--- Begin Entries shown ---
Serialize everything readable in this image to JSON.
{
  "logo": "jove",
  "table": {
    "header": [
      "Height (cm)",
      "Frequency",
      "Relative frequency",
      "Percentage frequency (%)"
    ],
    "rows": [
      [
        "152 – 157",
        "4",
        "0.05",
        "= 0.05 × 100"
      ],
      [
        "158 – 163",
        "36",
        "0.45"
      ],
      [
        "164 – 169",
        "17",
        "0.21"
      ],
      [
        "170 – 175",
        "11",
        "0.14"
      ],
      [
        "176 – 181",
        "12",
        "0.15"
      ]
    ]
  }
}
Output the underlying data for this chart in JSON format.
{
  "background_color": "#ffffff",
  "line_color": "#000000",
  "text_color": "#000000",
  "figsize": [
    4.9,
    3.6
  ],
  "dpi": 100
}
--- End Entries shown ---
**What to work on**. Keep only the lines from the one containing "Output the underlying" to the end of the entries, and repeat them exactly.

**Exercise answer**.
Output the underlying data for this chart in JSON format.
{
  "background_color": "#ffffff",
  "line_color": "#000000",
  "text_color": "#000000",
  "figsize": [
    4.9,
    3.6
  ],
  "dpi": 100
}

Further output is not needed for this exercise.